*Tasks*:
[1] From the stomach-bug post, reproduce the passage word for word, starting at the words "Don’t really want" and ending after the words "for small miracles.".
[2] In the stomach-bug post, why did the writer cancel the doctor's appointment for P? Answer in one to three sentences.
[3] Answer these questions from the stomach-bug post:
(a) At what time did P first come into the writer's room saying her tummy hurt?
(b) Where did the writer rock P to sleep downstairs?
(c) At what time did K leave for work?

Gross

December 23, 2008 at 12:55 pm (Uncategorized)

Don’t really want to gross anyone out. But since it has been about 22 years since I’ve had a bug that actually made me puke, I thought I should document it. Yesterday morning, P came in my room at 6 AM saying her tummy hurt, and then proceeded to puke standing by my bed, and then some more on the top of the toilet in my bathroom as I tried to get her in there and puking in the appropriate receptacle. I changed her pajamas and put her back to bed. She came in my room and climbed in bed with me shortly after 7, and then around 7:30 she puked on my pillow, and then spattered puke everywhere as I swung her out of bed and toward the bathroom. And then she got a little of it actually in the toilet. Yay for small miracles.

After that I decided more sleep was unlikely considering my side of the bed was considerably wetter than it had been a few minutes previous. So we both got dressed and went downstairs, where I rocked her to sleep in the easy chair while making an appointment for her at the doctor’s. And then canceling it a few minutes later when I realized I’d have to pay $85 on the spot since I don’t have insurance anymore. $85 I didn’t have. After that, I laid down on the couch for some sleep of my own while she snoozed on in the chair.

About 11, I figured I should probably check on K2 and see if he wanted some breakfast. He hadn’t made any noise or squawked while I was downstairs with P, but I knew he must have woken up, even if he’d decided to go back to sleep. So I went and got him up and fed him breakfast, a really big one because he was understandably hungrier than normal.

The rest of the day was uneventful, except in the afternoon I started feeling squeamish myself. I hadn’t eaten much all day, just kind of had a bite of this or that. At first I thought I was just so hungry for something nutritious that I was feeling sick. So I kept trying to eat small portions of stuff. But it didn’t help. By the time K left for work at 5:30, I was feeling downright nasty. Every time I moved, picked one of the kids up, or bent over, the queasiness got worse.

*Supplied information*:
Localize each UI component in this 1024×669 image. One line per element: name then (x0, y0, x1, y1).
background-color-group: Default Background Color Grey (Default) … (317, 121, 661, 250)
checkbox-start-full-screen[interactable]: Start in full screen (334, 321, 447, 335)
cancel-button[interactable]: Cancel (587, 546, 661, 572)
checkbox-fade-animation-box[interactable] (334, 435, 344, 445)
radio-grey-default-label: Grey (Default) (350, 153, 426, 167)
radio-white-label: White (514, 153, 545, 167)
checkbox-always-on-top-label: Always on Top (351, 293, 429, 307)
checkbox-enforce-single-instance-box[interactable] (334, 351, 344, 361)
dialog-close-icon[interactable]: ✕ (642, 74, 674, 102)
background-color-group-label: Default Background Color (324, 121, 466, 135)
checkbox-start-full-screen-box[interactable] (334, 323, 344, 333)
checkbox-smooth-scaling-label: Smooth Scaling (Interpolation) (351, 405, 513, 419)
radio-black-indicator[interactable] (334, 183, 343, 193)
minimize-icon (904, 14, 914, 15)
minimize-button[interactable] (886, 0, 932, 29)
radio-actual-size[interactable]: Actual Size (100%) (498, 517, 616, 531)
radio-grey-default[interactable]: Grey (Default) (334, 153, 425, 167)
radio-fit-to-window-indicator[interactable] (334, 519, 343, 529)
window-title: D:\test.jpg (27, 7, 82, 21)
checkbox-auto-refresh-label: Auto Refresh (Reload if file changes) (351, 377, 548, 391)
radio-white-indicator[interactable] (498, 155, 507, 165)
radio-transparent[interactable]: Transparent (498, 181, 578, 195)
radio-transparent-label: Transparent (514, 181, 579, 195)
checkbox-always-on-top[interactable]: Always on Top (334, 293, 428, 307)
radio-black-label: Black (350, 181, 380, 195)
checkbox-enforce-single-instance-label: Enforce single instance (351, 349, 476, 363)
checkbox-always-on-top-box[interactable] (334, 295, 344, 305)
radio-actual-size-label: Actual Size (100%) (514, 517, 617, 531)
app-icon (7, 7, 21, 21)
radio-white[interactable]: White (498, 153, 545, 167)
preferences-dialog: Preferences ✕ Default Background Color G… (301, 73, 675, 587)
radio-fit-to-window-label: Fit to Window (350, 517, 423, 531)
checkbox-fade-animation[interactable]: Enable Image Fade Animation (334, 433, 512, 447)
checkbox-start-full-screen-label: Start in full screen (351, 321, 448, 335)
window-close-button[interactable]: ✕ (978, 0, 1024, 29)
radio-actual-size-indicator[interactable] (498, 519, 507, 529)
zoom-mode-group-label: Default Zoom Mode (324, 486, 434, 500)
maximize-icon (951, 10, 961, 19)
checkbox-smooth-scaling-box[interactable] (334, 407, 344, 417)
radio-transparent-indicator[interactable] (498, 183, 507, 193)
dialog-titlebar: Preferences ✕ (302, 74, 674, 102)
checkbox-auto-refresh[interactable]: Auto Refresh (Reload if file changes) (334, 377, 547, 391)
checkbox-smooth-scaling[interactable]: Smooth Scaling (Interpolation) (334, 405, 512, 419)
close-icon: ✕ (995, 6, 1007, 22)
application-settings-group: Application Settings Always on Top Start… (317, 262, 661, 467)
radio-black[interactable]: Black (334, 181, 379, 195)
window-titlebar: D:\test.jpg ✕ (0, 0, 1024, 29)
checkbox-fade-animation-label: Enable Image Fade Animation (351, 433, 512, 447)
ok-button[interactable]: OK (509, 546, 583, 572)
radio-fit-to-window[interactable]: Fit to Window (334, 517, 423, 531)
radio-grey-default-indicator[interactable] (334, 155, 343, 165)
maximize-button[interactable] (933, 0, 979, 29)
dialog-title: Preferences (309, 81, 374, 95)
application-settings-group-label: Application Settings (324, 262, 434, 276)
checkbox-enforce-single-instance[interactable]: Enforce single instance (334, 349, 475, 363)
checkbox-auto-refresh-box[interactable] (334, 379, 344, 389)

*Answers to the problems*:
[1]
Don’t really want to gross anyone out. But since it has been about 22 years since I’ve had a bug that actually made me puke, I thought I should document it. Yesterday morning, P came in my room at 6 AM saying her tummy hurt, and then proceeded to puke standing by my bed, and then some more on the top of the toilet in my bathroom as I tried to get her in there and puking in the appropriate receptacle. I changed her pajamas and put her back to bed. She came in my room and climbed in bed with me shortly after 7, and then around 7:30 she puked on my pillow, and then spattered puke everywhere as I swung her out of bed and toward the bathroom. And then she got a little of it actually in the toilet. Yay for small miracles.

[2] The writer realized that $85 would have to be paid on the spot because there was no insurance anymore. The writer didn't have that $85.

[3]
(a) 6 AM
(b) In the easy chair
(c) 5:30